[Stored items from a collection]
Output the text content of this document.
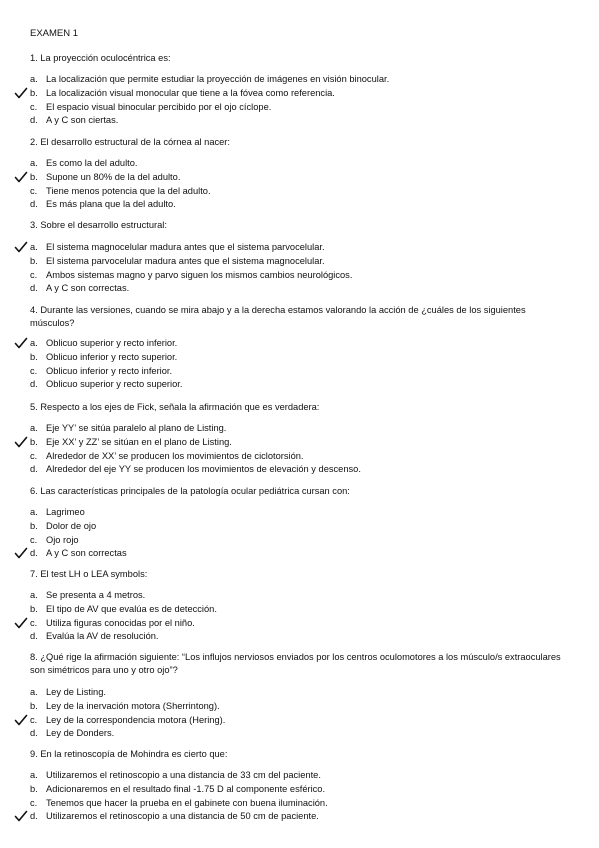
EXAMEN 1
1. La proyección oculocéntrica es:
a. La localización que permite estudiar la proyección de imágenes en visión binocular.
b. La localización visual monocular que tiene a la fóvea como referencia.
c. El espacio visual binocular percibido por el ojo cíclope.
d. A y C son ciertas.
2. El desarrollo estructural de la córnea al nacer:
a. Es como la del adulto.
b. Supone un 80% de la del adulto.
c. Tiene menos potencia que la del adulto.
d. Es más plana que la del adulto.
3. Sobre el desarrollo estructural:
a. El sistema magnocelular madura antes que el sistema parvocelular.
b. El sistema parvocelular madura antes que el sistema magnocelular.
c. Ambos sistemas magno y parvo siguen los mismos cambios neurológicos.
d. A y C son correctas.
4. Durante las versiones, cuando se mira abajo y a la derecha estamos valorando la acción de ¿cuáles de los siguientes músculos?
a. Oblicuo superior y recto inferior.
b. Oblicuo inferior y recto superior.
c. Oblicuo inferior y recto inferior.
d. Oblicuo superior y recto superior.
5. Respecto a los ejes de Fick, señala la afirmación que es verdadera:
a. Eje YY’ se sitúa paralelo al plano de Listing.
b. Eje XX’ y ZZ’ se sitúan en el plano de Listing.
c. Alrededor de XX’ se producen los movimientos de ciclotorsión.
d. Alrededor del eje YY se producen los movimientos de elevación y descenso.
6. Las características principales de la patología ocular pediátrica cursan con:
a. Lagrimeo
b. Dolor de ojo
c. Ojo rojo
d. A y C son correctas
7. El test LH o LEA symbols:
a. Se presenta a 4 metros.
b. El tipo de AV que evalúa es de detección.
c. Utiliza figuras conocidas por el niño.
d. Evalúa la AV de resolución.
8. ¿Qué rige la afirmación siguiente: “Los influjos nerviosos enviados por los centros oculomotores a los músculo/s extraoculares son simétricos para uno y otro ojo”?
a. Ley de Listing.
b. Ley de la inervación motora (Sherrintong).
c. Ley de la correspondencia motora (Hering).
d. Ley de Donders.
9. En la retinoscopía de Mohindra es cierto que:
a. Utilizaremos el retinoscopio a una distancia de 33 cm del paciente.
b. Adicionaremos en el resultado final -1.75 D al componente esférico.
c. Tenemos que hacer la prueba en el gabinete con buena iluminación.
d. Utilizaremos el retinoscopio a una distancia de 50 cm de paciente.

> **Task statement**: Give the number of lines in the entries above that include the string "superior". No other output is expected.

> **Written solution**: 3